Exercise input.
··········
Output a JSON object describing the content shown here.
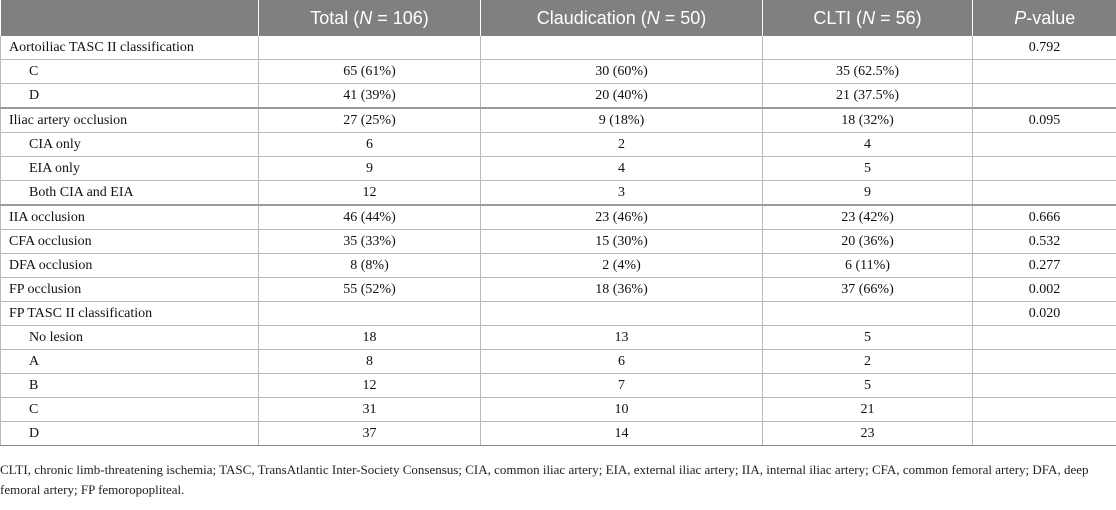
{
  "header": {
    "col0": "",
    "total_prefix": "Total (",
    "total_n": "N",
    "total_suffix": " = 106)",
    "claud_prefix": "Claudication (",
    "claud_n": "N",
    "claud_suffix": " = 50)",
    "clti_prefix": "CLTI (",
    "clti_n": "N",
    "clti_suffix": " = 56)",
    "p_prefix": "P",
    "p_suffix": "-value"
  },
  "rows": [
    {
      "label": "Aortoiliac TASC II classification",
      "total": "",
      "claud": "",
      "clti": "",
      "p": "0.792"
    },
    {
      "label": "C",
      "total": "65 (61%)",
      "claud": "30 (60%)",
      "clti": "35 (62.5%)",
      "p": ""
    },
    {
      "label": "D",
      "total": "41 (39%)",
      "claud": "20 (40%)",
      "clti": "21 (37.5%)",
      "p": ""
    },
    {
      "label": "Iliac artery occlusion",
      "total": "27 (25%)",
      "claud": "9 (18%)",
      "clti": "18 (32%)",
      "p": "0.095"
    },
    {
      "label": "CIA only",
      "total": "6",
      "claud": "2",
      "clti": "4",
      "p": ""
    },
    {
      "label": "EIA only",
      "total": "9",
      "claud": "4",
      "clti": "5",
      "p": ""
    },
    {
      "label": "Both CIA and EIA",
      "total": "12",
      "claud": "3",
      "clti": "9",
      "p": ""
    },
    {
      "label": "IIA occlusion",
      "total": "46 (44%)",
      "claud": "23 (46%)",
      "clti": "23 (42%)",
      "p": "0.666"
    },
    {
      "label": "CFA occlusion",
      "total": "35 (33%)",
      "claud": "15 (30%)",
      "clti": "20 (36%)",
      "p": "0.532"
    },
    {
      "label": "DFA occlusion",
      "total": "8 (8%)",
      "claud": "2 (4%)",
      "clti": "6 (11%)",
      "p": "0.277"
    },
    {
      "label": "FP occlusion",
      "total": "55 (52%)",
      "claud": "18 (36%)",
      "clti": "37 (66%)",
      "p": "0.002"
    },
    {
      "label": "FP TASC II classification",
      "total": "",
      "claud": "",
      "clti": "",
      "p": "0.020"
    },
    {
      "label": "No lesion",
      "total": "18",
      "claud": "13",
      "clti": "5",
      "p": ""
    },
    {
      "label": "A",
      "total": "8",
      "claud": "6",
      "clti": "2",
      "p": ""
    },
    {
      "label": "B",
      "total": "12",
      "claud": "7",
      "clti": "5",
      "p": ""
    },
    {
      "label": "C",
      "total": "31",
      "claud": "10",
      "clti": "21",
      "p": ""
    },
    {
      "label": "D",
      "total": "37",
      "claud": "14",
      "clti": "23",
      "p": ""
    }
  ],
  "footnote": "CLTI, chronic limb-threatening ischemia; TASC, TransAtlantic Inter-Society Consensus; CIA, common iliac artery; EIA, external iliac artery; IIA, internal iliac artery; CFA, common femoral artery; DFA, deep femoral artery; FP femoropopliteal."
}
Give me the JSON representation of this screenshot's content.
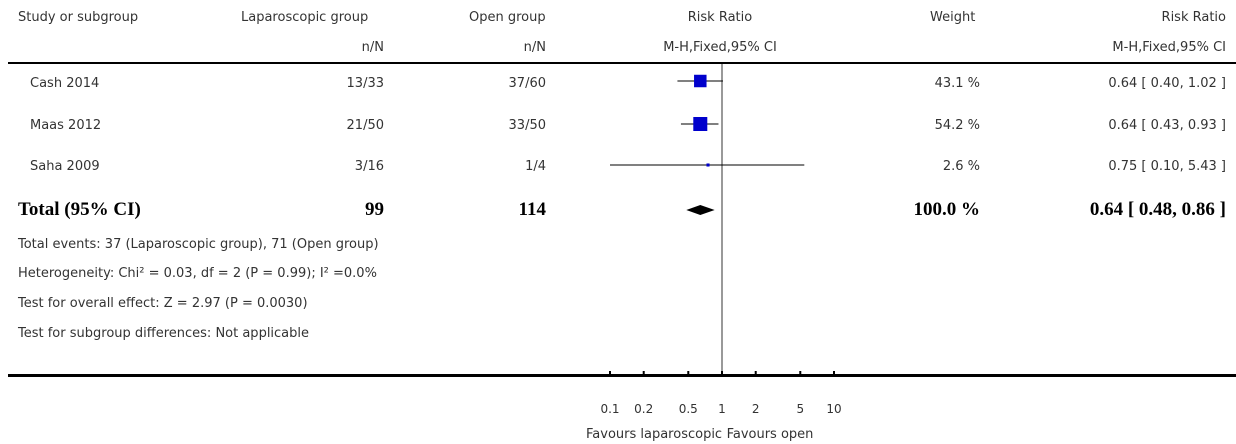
{
  "header": {
    "study": "Study or subgroup",
    "group1": "Laparoscopic group",
    "group2": "Open group",
    "rr": "Risk Ratio",
    "weight": "Weight",
    "rr2": "Risk Ratio",
    "n1": "n/N",
    "n2": "n/N",
    "method": "M-H,Fixed,95% CI",
    "method2": "M-H,Fixed,95% CI"
  },
  "studies": [
    {
      "name": "Cash 2014",
      "lap": "13/33",
      "open": "37/60",
      "weight": "43.1 %",
      "ci_text": "0.64 [ 0.40, 1.02 ]"
    },
    {
      "name": "Maas 2012",
      "lap": "21/50",
      "open": "33/50",
      "weight": "54.2 %",
      "ci_text": "0.64 [ 0.43, 0.93 ]"
    },
    {
      "name": "Saha 2009",
      "lap": "3/16",
      "open": "1/4",
      "weight": "2.6 %",
      "ci_text": "0.75 [ 0.10, 5.43 ]"
    }
  ],
  "total": {
    "label": "Total (95% CI)",
    "lap": "99",
    "open": "114",
    "weight": "100.0 %",
    "ci_text": "0.64 [ 0.48, 0.86 ]"
  },
  "footnotes": {
    "events": "Total events: 37 (Laparoscopic group), 71 (Open group)",
    "heterogeneity": "Heterogeneity: Chi² = 0.03, df = 2 (P = 0.99); I² =0.0%",
    "overall": "Test for overall effect: Z = 2.97 (P = 0.0030)",
    "subgroup": "Test for subgroup differences: Not applicable"
  },
  "axis": {
    "favours_left": "Favours laparoscopic",
    "favours_right": "Favours open"
  },
  "chart_data": {
    "type": "forest",
    "x_scale": "log",
    "xlim": [
      0.1,
      10
    ],
    "reference_line": 1,
    "ticks": [
      0.1,
      0.2,
      0.5,
      1,
      2,
      5,
      10
    ],
    "tick_labels": [
      "0.1",
      "0.2",
      "0.5",
      "1",
      "2",
      "5",
      "10"
    ],
    "marker_color": "#0000cc",
    "studies": [
      {
        "name": "Cash 2014",
        "rr": 0.64,
        "lower": 0.4,
        "upper": 1.02,
        "weight": 43.1
      },
      {
        "name": "Maas 2012",
        "rr": 0.64,
        "lower": 0.43,
        "upper": 0.93,
        "weight": 54.2
      },
      {
        "name": "Saha 2009",
        "rr": 0.75,
        "lower": 0.1,
        "upper": 5.43,
        "weight": 2.6
      }
    ],
    "pooled": {
      "rr": 0.64,
      "lower": 0.48,
      "upper": 0.86,
      "weight": 100.0
    }
  }
}
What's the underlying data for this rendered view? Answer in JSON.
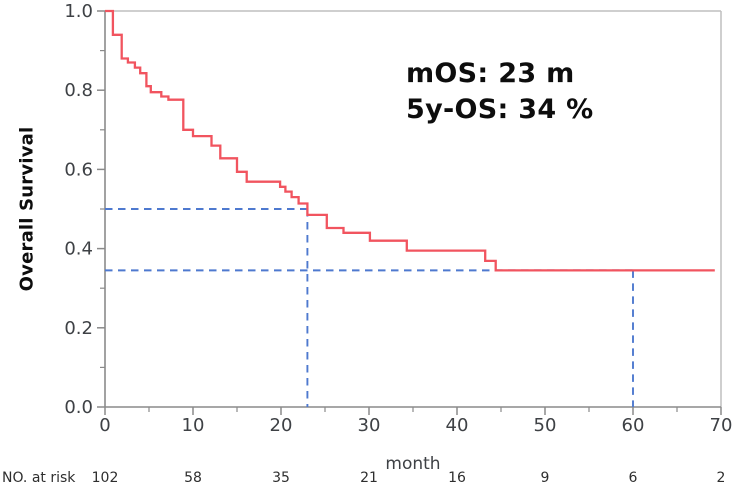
{
  "chart_data": {
    "type": "line",
    "subtype": "kaplan-meier-step",
    "title": "",
    "xlabel": "month",
    "ylabel": "Overall Survival",
    "xlim": [
      0,
      70
    ],
    "ylim": [
      0.0,
      1.0
    ],
    "grid": false,
    "x_ticks_major": [
      0,
      10,
      20,
      30,
      40,
      50,
      60,
      70
    ],
    "x_ticks_minor": [
      5,
      15,
      25,
      35,
      45,
      55,
      65
    ],
    "y_ticks_major": [
      0.0,
      0.2,
      0.4,
      0.6,
      0.8,
      1.0
    ],
    "y_ticks_minor": [
      0.1,
      0.3,
      0.5,
      0.7,
      0.9
    ],
    "series": [
      {
        "name": "Overall Survival",
        "color": "#f1545f",
        "points": [
          [
            0,
            1.0
          ],
          [
            0.9,
            0.94
          ],
          [
            1.9,
            0.88
          ],
          [
            2.6,
            0.87
          ],
          [
            3.4,
            0.857
          ],
          [
            4.0,
            0.843
          ],
          [
            4.7,
            0.81
          ],
          [
            5.2,
            0.795
          ],
          [
            6.4,
            0.784
          ],
          [
            7.2,
            0.776
          ],
          [
            8.9,
            0.7
          ],
          [
            10.0,
            0.684
          ],
          [
            12.1,
            0.66
          ],
          [
            13.1,
            0.628
          ],
          [
            15.0,
            0.594
          ],
          [
            16.1,
            0.569
          ],
          [
            19.9,
            0.556
          ],
          [
            20.5,
            0.544
          ],
          [
            21.2,
            0.53
          ],
          [
            22.0,
            0.514
          ],
          [
            23.0,
            0.485
          ],
          [
            25.2,
            0.452
          ],
          [
            27.1,
            0.44
          ],
          [
            30.1,
            0.42
          ],
          [
            34.3,
            0.395
          ],
          [
            43.2,
            0.369
          ],
          [
            44.4,
            0.345
          ],
          [
            69.3,
            0.345
          ]
        ]
      }
    ],
    "reference_lines": [
      {
        "name": "median-horizontal",
        "from": [
          0,
          0.5
        ],
        "to": [
          23,
          0.5
        ]
      },
      {
        "name": "median-vertical",
        "from": [
          23,
          0.5
        ],
        "to": [
          23,
          0
        ]
      },
      {
        "name": "5y-horizontal",
        "from": [
          0,
          0.345
        ],
        "to": [
          60,
          0.345
        ]
      },
      {
        "name": "5y-vertical",
        "from": [
          60,
          0.345
        ],
        "to": [
          60,
          0
        ]
      }
    ],
    "reference_color": "#4e79cf",
    "annotations": [
      "mOS: 23 m",
      "5y-OS: 34 %"
    ],
    "key_stats": {
      "median_os_months": 23,
      "five_year_os_percent": 34
    },
    "at_risk": {
      "label": "NO. at risk",
      "times": [
        0,
        10,
        20,
        30,
        40,
        50,
        60,
        70
      ],
      "values": [
        "102",
        "58",
        "35",
        "21",
        "16",
        "9",
        "6",
        "2"
      ]
    },
    "axis_color": "#8a8a8a",
    "border_color": "#bfbfbf",
    "tick_label_color": "#3e4145"
  }
}
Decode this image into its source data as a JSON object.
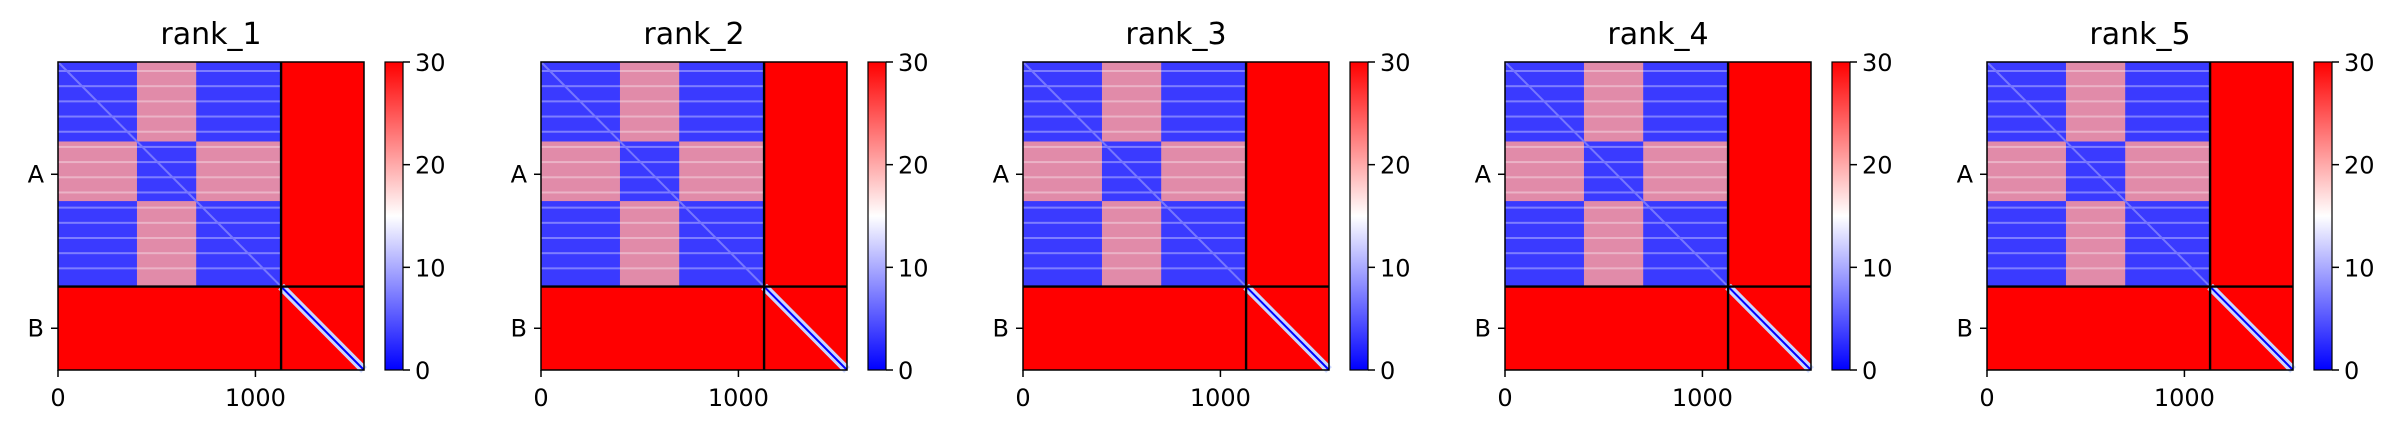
{
  "figure": {
    "panels": [
      {
        "title": "rank_1"
      },
      {
        "title": "rank_2"
      },
      {
        "title": "rank_3"
      },
      {
        "title": "rank_4"
      },
      {
        "title": "rank_5"
      }
    ]
  },
  "chart_data": {
    "type": "heatmap",
    "panels": [
      "rank_1",
      "rank_2",
      "rank_3",
      "rank_4",
      "rank_5"
    ],
    "x_ticks": [
      {
        "value": 0,
        "label": "0"
      },
      {
        "value": 1000,
        "label": "1000"
      }
    ],
    "x_range": [
      0,
      1550
    ],
    "y_ticks": [
      {
        "label": "A"
      },
      {
        "label": "B"
      }
    ],
    "chain_break": 1130,
    "colorbar": {
      "min": 0,
      "max": 30,
      "ticks": [
        {
          "value": 0,
          "label": "0"
        },
        {
          "value": 10,
          "label": "10"
        },
        {
          "value": 20,
          "label": "20"
        },
        {
          "value": 30,
          "label": "30"
        }
      ],
      "colors": [
        "#0000ff",
        "#ffffff",
        "#ff0000"
      ]
    },
    "grid": false,
    "legend": "none"
  }
}
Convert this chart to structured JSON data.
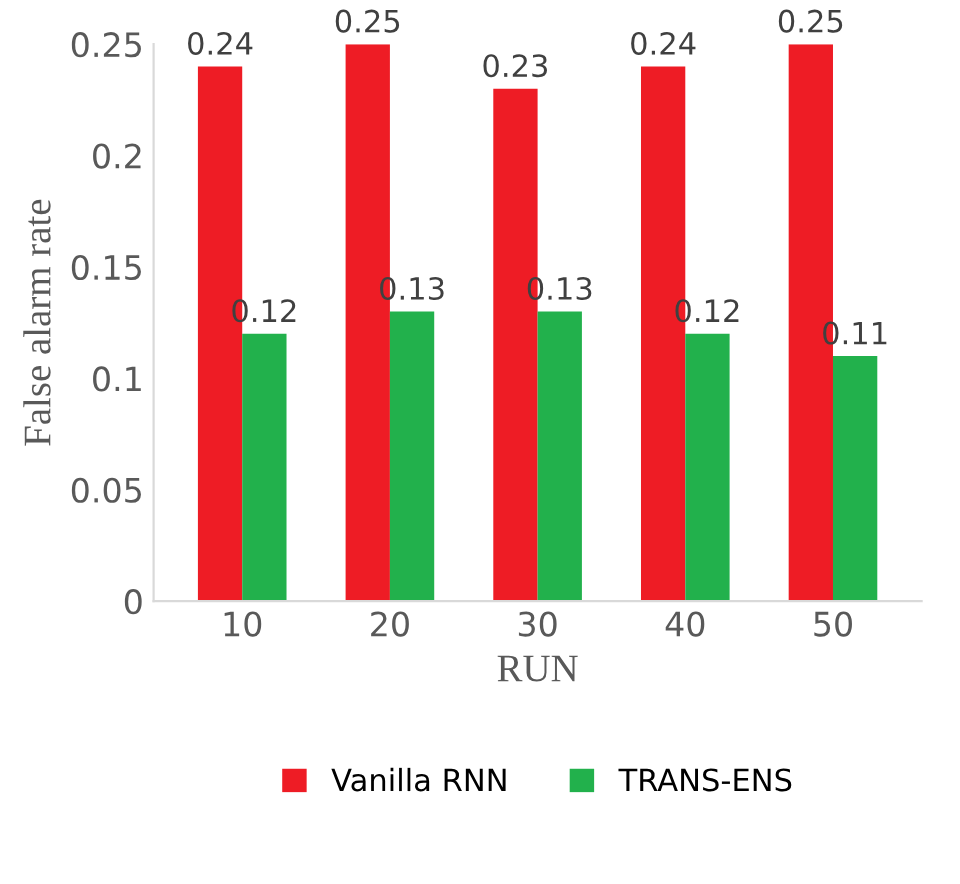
{
  "chart_data": {
    "type": "bar",
    "xlabel": "RUN",
    "ylabel": "False alarm rate",
    "categories": [
      "10",
      "20",
      "30",
      "40",
      "50"
    ],
    "series": [
      {
        "name": "Vanilla RNN",
        "color": "#ee1c25",
        "values": [
          0.24,
          0.25,
          0.23,
          0.24,
          0.25
        ]
      },
      {
        "name": "TRANS-ENS",
        "color": "#22b14c",
        "values": [
          0.12,
          0.13,
          0.13,
          0.12,
          0.11
        ]
      }
    ],
    "ylim": [
      0,
      0.25
    ],
    "yticks": [
      0,
      0.05,
      0.1,
      0.15,
      0.2,
      0.25
    ],
    "data_labels": true,
    "legend": "bottom"
  }
}
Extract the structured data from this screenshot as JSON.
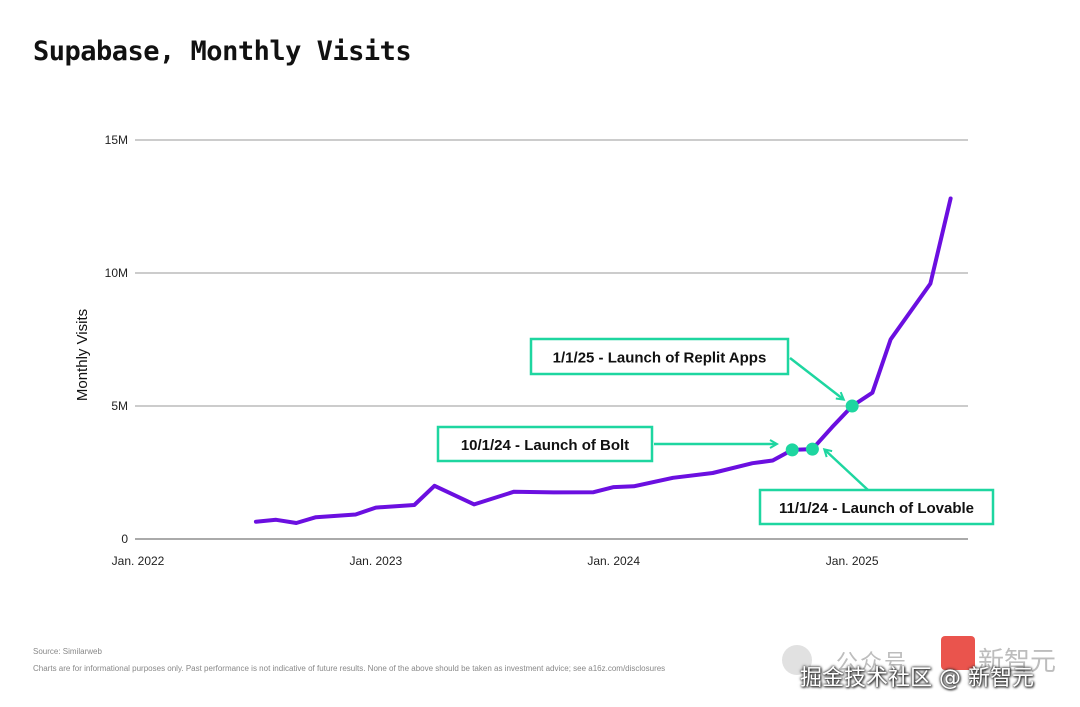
{
  "title": "Supabase, Monthly Visits",
  "chart_data": {
    "type": "line",
    "ylabel": "Monthly Visits",
    "ylim": [
      0,
      15000000
    ],
    "yticks": [
      0,
      5000000,
      10000000,
      15000000
    ],
    "ytick_labels": [
      "0",
      "5M",
      "10M",
      "15M"
    ],
    "xlim": [
      "2022-01-01",
      "2025-06-01"
    ],
    "xticks": [
      "2022-01-01",
      "2023-01-01",
      "2024-01-01",
      "2025-01-01"
    ],
    "xtick_labels": [
      "Jan. 2022",
      "Jan. 2023",
      "Jan. 2024",
      "Jan. 2025"
    ],
    "grid": "horizontal",
    "line_color": "#6b0fe0",
    "accent_color": "#1ed6a0",
    "series": [
      {
        "points": [
          [
            "2022-07-01",
            650000
          ],
          [
            "2022-08-01",
            720000
          ],
          [
            "2022-09-01",
            600000
          ],
          [
            "2022-10-01",
            820000
          ],
          [
            "2022-12-01",
            920000
          ],
          [
            "2023-01-01",
            1180000
          ],
          [
            "2023-03-01",
            1280000
          ],
          [
            "2023-04-01",
            2000000
          ],
          [
            "2023-06-01",
            1300000
          ],
          [
            "2023-08-01",
            1780000
          ],
          [
            "2023-10-01",
            1750000
          ],
          [
            "2023-12-01",
            1760000
          ],
          [
            "2024-01-01",
            1950000
          ],
          [
            "2024-02-01",
            1980000
          ],
          [
            "2024-04-01",
            2300000
          ],
          [
            "2024-06-01",
            2480000
          ],
          [
            "2024-08-01",
            2850000
          ],
          [
            "2024-09-01",
            2950000
          ],
          [
            "2024-10-01",
            3350000
          ],
          [
            "2024-11-01",
            3380000
          ],
          [
            "2024-12-01",
            4200000
          ],
          [
            "2025-01-01",
            5000000
          ],
          [
            "2025-02-01",
            5500000
          ],
          [
            "2025-03-01",
            7500000
          ],
          [
            "2025-05-01",
            9600000
          ],
          [
            "2025-06-01",
            12800000
          ]
        ]
      }
    ],
    "annotations": [
      {
        "label": "1/1/25 - Launch of Replit Apps",
        "date": "2025-01-01",
        "value": 5000000
      },
      {
        "label": "10/1/24  - Launch of Bolt",
        "date": "2024-10-01",
        "value": 3350000
      },
      {
        "label": "11/1/24 - Launch of Lovable",
        "date": "2024-11-01",
        "value": 3380000
      }
    ]
  },
  "footer": {
    "source": "Source: Similarweb",
    "disclaimer": "Charts are for informational purposes only. Past performance is not indicative of future results. None of the above should be taken as investment advice; see a16z.com/disclosures"
  },
  "watermark": {
    "faint": "公众号",
    "faint2": "新智元",
    "main": "掘金技术社区 @ 新智元"
  }
}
··········
Goal. From the data, collect all lines where the string "content" appears.

The answer.
Output a JSON object describing the content shown here.
Give me the JSON representation of this screenshot's content.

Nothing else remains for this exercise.